§ Given information

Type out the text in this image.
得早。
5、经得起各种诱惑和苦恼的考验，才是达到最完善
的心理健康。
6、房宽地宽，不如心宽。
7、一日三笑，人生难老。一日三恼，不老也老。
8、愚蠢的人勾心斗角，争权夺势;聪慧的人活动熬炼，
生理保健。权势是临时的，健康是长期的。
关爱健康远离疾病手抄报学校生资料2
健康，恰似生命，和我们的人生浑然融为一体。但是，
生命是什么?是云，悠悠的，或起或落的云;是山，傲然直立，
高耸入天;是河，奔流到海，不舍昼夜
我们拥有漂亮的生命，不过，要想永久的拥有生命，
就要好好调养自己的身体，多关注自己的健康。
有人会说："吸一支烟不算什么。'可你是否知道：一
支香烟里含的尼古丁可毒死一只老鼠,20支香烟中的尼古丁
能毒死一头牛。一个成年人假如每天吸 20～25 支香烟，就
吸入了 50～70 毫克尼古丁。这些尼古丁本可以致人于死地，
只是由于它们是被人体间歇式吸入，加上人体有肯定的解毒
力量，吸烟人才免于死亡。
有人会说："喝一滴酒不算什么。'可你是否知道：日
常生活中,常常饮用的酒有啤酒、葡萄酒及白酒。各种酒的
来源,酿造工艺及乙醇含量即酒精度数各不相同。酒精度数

§ Required work
Set all of the entries down again, exactly as they were given.

§ Problem solution
Type out the text in this image.
得早。
5、经得起各种诱惑和苦恼的考验，才是达到最完善
的心理健康。
6、房宽地宽，不如心宽。
7、一日三笑，人生难老。一日三恼，不老也老。
8、愚蠢的人勾心斗角，争权夺势;聪慧的人活动熬炼，
生理保健。权势是临时的，健康是长期的。
关爱健康远离疾病手抄报学校生资料2
健康，恰似生命，和我们的人生浑然融为一体。但是，
生命是什么?是云，悠悠的，或起或落的云;是山，傲然直立，
高耸入天;是河，奔流到海，不舍昼夜
我们拥有漂亮的生命，不过，要想永久的拥有生命，
就要好好调养自己的身体，多关注自己的健康。
有人会说："吸一支烟不算什么。'可你是否知道：一
支香烟里含的尼古丁可毒死一只老鼠,20支香烟中的尼古丁
能毒死一头牛。一个成年人假如每天吸 20～25 支香烟，就
吸入了 50～70 毫克尼古丁。这些尼古丁本可以致人于死地，
只是由于它们是被人体间歇式吸入，加上人体有肯定的解毒
力量，吸烟人才免于死亡。
有人会说："喝一滴酒不算什么。'可你是否知道：日
常生活中,常常饮用的酒有啤酒、葡萄酒及白酒。各种酒的
来源,酿造工艺及乙醇含量即酒精度数各不相同。酒精度数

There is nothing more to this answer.